Tally the lines below that contain "superstição". The number is the whole answer.

■ Supplied information:
+---+

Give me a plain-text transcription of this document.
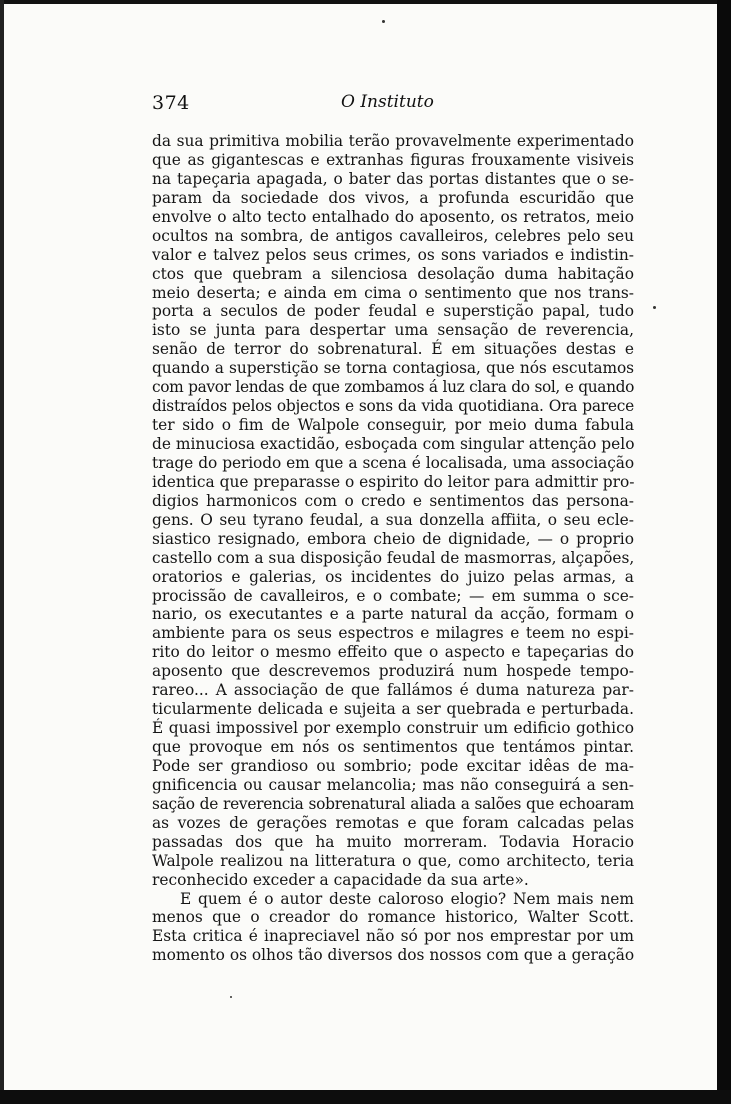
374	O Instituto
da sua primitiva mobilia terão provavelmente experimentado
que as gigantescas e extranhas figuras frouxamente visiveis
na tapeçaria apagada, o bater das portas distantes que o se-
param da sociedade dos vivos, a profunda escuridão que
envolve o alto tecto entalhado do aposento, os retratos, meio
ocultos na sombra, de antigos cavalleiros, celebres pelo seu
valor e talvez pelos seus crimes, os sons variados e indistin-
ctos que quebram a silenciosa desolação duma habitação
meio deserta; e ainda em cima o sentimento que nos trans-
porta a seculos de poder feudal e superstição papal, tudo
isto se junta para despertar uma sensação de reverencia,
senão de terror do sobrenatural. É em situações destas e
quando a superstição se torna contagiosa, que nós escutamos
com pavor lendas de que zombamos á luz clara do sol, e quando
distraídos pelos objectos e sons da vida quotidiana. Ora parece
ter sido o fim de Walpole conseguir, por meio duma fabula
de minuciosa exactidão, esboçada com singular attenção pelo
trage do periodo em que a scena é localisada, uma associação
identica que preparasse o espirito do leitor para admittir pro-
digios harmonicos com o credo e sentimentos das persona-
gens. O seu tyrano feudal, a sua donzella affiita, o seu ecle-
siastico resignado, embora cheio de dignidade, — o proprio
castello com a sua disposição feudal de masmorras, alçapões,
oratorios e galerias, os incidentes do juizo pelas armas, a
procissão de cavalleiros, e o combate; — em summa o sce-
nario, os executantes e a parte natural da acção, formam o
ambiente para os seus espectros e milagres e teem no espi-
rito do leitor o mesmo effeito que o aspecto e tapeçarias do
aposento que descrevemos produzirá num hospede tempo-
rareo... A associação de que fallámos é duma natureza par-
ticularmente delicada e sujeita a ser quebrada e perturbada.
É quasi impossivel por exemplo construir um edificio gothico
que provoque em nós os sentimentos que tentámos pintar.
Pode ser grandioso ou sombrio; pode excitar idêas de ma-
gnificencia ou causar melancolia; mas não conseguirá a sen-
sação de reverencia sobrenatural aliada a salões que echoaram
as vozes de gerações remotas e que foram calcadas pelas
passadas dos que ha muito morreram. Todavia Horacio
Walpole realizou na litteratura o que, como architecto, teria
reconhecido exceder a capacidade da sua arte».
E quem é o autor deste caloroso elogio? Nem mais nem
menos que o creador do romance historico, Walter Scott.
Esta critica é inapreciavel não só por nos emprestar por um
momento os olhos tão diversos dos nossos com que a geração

+---+

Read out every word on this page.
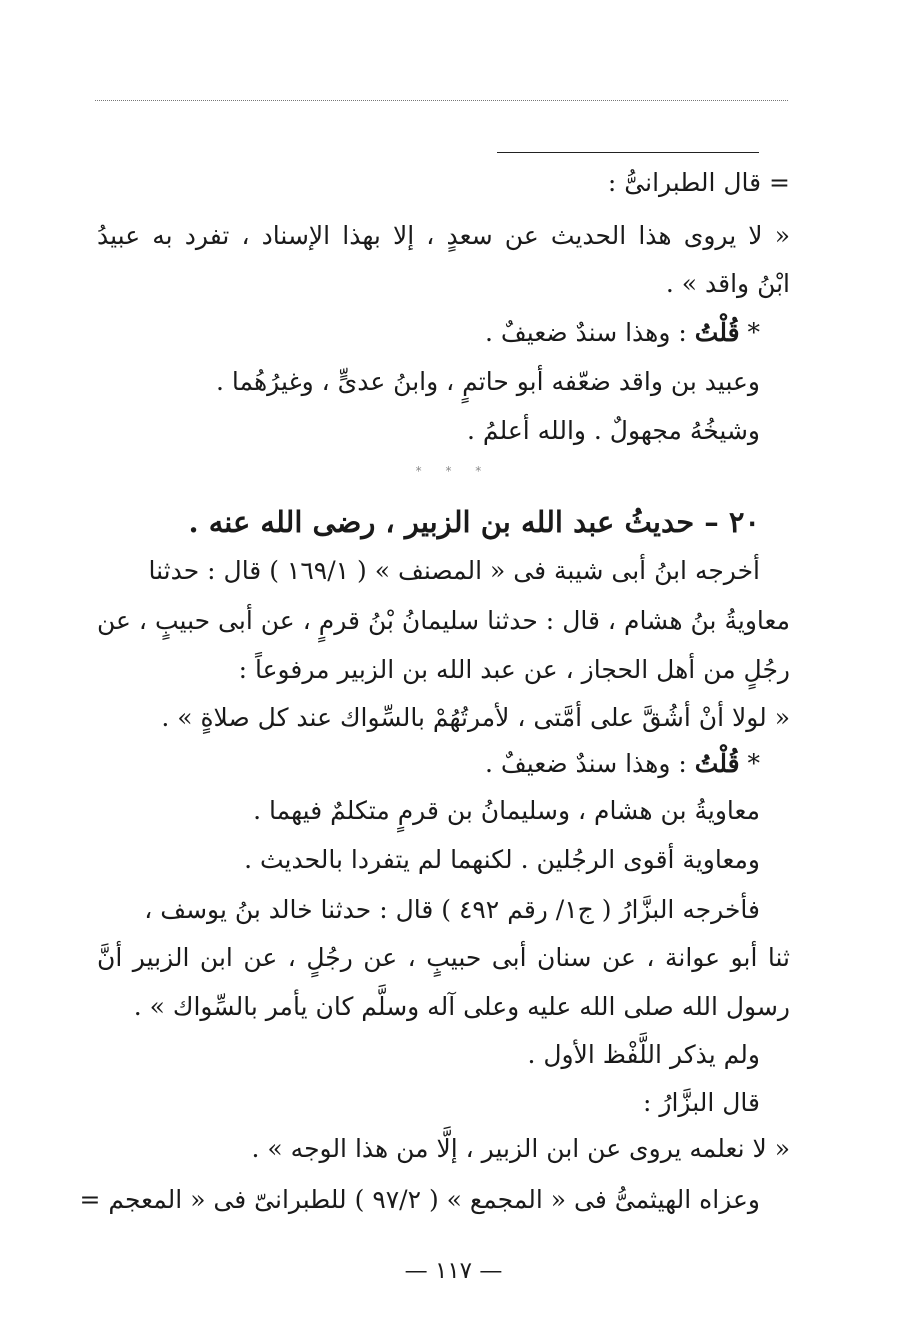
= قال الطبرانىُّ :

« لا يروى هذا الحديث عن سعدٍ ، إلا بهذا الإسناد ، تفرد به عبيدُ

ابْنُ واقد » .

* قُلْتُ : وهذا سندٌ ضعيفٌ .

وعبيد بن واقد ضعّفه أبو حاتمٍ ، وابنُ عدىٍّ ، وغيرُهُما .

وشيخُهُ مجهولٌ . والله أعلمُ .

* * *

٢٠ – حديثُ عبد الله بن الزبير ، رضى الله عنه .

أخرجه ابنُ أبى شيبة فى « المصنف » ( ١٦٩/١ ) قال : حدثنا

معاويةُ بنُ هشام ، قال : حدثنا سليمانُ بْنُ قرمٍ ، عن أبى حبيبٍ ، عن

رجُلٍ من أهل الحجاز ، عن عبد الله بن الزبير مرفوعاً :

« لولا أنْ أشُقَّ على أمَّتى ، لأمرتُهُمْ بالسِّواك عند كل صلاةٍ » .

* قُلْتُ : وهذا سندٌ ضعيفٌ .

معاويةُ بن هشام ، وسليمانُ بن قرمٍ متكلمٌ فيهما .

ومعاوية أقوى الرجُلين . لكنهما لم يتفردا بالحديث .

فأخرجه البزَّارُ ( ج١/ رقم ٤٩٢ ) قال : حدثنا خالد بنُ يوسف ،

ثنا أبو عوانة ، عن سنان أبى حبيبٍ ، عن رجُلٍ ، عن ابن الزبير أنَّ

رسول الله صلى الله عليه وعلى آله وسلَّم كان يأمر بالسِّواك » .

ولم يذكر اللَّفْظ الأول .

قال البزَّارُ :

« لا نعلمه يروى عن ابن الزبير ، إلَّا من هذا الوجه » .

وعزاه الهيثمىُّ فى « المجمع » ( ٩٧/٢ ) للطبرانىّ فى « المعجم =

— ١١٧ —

+---+

■ Complete answer:
2